▸ Given task
Go to the line that contains "Give me a plain-text" and extract it along with every line after it, exactly, through the end of the data below.

── Available data ──

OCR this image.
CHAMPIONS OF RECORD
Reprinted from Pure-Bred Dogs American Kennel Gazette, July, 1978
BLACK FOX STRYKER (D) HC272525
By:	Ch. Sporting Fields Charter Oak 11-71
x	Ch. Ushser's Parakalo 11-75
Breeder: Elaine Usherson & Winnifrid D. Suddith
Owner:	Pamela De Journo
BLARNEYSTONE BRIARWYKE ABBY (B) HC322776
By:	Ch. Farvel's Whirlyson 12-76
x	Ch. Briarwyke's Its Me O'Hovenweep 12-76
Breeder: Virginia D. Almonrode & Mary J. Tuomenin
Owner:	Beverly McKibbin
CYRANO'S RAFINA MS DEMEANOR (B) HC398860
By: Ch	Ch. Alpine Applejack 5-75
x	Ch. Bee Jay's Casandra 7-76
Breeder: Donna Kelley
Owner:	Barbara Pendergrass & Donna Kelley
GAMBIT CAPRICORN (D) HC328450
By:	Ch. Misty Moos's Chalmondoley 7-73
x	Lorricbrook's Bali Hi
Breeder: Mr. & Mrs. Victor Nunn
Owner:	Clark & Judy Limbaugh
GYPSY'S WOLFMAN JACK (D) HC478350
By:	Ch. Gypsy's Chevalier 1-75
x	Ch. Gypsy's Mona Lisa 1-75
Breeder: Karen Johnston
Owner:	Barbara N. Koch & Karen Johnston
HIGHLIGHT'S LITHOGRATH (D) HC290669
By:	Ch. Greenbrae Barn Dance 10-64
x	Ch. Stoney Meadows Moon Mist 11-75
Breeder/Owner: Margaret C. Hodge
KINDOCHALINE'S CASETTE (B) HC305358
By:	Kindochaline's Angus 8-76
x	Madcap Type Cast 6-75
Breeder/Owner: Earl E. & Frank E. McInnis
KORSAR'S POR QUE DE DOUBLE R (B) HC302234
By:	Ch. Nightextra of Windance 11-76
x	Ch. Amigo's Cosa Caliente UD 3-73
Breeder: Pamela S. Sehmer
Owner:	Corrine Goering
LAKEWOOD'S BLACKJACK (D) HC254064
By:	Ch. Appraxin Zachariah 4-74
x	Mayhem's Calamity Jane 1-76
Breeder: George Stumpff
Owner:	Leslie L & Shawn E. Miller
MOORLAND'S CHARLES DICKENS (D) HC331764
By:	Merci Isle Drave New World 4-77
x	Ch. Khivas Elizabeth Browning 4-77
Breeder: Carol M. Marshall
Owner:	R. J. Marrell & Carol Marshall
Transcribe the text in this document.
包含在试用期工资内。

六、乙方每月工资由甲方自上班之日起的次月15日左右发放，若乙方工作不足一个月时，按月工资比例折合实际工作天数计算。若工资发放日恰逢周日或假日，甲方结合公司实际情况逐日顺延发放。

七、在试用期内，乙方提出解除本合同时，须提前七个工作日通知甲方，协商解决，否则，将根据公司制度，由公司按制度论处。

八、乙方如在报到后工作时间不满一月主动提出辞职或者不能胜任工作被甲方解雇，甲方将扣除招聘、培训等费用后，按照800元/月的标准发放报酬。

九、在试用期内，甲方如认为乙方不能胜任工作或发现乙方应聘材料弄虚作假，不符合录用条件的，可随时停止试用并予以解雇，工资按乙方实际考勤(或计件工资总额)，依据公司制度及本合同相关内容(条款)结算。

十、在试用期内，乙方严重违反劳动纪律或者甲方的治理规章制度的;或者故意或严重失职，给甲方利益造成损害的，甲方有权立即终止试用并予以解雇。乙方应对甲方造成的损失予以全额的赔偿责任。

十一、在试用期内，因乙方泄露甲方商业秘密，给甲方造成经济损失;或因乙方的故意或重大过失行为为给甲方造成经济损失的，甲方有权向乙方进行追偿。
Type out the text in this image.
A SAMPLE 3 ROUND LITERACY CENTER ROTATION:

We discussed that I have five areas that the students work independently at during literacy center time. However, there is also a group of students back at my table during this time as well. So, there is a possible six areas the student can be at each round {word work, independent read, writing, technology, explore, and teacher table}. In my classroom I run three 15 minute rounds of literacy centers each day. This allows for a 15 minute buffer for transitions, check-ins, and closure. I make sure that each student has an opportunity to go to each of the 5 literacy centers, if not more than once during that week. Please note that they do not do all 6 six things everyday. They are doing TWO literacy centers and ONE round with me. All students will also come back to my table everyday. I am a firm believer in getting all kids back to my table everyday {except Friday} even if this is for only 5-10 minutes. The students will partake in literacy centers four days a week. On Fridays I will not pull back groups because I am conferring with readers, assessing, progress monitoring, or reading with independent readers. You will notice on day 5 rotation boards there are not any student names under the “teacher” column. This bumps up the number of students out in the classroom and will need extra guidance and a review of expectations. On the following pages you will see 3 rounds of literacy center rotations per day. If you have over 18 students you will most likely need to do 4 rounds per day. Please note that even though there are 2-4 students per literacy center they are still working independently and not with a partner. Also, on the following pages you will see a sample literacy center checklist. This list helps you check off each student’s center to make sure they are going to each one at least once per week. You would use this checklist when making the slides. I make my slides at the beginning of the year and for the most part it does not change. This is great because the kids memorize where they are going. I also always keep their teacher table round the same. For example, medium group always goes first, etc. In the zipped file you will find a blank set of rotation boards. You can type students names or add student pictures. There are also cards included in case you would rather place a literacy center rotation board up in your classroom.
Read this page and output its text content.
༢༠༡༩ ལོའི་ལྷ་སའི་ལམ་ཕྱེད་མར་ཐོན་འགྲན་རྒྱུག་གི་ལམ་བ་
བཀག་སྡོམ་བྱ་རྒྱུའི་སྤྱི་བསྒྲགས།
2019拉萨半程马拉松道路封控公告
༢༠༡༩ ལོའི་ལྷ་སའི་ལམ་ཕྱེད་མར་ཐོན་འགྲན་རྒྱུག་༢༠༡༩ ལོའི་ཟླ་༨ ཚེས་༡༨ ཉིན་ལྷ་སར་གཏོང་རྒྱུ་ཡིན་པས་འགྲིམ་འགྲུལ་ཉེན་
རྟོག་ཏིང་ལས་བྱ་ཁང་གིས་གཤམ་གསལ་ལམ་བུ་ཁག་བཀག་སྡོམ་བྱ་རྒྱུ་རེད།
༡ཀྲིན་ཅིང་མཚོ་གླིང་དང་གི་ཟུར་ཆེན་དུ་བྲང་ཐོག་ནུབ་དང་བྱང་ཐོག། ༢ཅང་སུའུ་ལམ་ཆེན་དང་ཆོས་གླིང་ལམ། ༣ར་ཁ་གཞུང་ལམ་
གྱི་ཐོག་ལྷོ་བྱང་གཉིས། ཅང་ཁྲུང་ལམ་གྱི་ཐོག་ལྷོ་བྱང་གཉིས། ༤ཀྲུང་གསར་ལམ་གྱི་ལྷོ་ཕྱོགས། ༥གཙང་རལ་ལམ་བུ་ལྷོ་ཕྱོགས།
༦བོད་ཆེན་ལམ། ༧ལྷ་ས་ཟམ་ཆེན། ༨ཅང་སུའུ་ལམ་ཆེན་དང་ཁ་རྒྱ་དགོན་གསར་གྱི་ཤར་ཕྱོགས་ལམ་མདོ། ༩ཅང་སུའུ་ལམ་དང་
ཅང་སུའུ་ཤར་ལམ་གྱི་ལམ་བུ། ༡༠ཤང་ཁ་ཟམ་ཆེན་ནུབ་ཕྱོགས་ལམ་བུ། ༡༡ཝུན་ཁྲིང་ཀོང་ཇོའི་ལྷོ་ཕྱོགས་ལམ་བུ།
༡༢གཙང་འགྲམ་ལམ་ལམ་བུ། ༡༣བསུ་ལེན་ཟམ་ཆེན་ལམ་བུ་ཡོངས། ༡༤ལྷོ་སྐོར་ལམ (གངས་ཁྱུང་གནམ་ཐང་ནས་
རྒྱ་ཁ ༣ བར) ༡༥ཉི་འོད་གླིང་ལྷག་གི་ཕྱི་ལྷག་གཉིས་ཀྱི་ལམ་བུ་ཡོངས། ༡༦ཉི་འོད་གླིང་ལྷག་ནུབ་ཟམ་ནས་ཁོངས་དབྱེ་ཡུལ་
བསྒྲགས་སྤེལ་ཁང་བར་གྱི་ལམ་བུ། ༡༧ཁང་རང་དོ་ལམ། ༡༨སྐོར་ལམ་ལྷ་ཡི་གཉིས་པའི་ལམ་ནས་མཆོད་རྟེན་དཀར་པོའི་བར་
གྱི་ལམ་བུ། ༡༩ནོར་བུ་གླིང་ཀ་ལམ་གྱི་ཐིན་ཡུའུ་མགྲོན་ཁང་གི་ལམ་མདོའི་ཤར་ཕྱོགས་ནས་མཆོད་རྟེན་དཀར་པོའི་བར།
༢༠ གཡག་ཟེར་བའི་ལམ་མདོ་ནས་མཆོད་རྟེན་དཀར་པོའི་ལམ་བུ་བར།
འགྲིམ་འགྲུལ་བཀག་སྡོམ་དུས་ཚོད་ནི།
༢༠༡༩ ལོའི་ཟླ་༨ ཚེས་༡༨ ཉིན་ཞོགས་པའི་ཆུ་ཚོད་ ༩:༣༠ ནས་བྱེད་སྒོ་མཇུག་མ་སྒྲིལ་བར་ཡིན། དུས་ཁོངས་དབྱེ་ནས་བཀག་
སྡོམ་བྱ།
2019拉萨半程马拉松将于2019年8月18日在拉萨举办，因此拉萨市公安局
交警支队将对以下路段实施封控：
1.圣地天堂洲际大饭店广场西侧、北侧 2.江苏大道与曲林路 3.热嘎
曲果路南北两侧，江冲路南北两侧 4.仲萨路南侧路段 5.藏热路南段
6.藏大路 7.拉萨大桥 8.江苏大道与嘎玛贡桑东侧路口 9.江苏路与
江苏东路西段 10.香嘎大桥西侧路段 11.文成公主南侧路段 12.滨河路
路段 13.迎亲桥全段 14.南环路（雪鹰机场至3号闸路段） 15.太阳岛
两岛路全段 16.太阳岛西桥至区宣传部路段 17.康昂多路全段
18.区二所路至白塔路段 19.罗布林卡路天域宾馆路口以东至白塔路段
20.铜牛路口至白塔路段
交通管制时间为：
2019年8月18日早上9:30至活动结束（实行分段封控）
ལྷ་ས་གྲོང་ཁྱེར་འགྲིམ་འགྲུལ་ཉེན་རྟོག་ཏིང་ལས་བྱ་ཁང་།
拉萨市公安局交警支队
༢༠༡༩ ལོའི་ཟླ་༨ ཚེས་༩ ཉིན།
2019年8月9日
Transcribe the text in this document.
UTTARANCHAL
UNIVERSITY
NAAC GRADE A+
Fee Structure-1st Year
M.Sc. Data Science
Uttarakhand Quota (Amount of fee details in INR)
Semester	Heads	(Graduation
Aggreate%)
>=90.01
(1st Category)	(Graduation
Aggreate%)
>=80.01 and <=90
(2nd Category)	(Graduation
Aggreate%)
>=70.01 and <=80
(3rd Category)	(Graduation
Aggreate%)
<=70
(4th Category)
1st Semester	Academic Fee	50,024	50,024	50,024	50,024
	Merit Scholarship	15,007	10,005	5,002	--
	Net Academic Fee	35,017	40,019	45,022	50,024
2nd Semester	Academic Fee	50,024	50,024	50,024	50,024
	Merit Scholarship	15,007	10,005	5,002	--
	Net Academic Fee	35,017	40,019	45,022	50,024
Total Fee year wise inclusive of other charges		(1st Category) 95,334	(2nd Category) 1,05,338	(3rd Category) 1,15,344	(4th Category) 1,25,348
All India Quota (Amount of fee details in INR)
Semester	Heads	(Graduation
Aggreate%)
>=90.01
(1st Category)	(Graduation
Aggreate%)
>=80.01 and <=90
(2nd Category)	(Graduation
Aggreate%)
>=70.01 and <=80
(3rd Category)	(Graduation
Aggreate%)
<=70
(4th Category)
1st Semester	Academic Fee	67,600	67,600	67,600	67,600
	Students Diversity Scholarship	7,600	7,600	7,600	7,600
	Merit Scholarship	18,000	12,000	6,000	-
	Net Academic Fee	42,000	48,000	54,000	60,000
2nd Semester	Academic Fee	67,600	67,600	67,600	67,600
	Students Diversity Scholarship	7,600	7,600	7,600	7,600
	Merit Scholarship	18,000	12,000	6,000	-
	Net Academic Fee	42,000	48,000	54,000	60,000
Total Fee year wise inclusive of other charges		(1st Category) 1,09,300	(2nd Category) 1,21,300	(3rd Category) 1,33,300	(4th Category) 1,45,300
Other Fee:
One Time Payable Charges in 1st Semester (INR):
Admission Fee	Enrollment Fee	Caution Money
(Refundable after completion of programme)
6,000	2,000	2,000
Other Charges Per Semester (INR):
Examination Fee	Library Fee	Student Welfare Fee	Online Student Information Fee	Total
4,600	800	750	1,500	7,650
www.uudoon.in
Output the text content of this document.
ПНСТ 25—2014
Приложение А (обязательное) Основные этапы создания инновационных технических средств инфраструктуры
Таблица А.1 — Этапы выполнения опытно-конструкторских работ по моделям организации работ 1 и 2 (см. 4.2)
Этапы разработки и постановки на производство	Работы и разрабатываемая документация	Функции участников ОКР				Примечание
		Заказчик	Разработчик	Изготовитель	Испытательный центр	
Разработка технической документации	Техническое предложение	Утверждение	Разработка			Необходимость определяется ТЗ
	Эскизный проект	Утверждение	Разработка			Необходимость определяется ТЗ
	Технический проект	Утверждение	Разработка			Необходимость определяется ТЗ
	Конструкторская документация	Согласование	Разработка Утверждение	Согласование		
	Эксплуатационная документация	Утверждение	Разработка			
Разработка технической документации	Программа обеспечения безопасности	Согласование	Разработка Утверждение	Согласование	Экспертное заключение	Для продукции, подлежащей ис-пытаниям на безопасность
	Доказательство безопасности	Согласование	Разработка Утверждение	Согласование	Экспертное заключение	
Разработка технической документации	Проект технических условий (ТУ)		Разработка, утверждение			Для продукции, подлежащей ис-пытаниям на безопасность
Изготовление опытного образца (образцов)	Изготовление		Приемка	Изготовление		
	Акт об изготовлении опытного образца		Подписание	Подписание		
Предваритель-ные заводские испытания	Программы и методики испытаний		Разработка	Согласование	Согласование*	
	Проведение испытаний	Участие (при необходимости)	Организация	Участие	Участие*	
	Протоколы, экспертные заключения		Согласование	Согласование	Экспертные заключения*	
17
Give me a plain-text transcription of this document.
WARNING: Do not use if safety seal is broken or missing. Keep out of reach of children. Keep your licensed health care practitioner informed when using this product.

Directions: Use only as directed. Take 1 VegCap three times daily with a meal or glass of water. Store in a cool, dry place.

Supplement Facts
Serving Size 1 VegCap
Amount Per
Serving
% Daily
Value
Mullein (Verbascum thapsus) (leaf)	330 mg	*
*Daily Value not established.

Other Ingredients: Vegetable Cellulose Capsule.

───

▸ Solved problem
Give me a plain-text transcription of this document.
WARNING: Do not use if safety seal is broken or missing. Keep out of reach of children. Keep your licensed health care practitioner informed when using this product.

Directions: Use only as directed. Take 1 VegCap three times daily with a meal or glass of water. Store in a cool, dry place.

Supplement Facts
Serving Size 1 VegCap
Amount Per
Serving
% Daily
Value
Mullein (Verbascum thapsus) (leaf)	330 mg	*
*Daily Value not established.

Other Ingredients: Vegetable Cellulose Capsule.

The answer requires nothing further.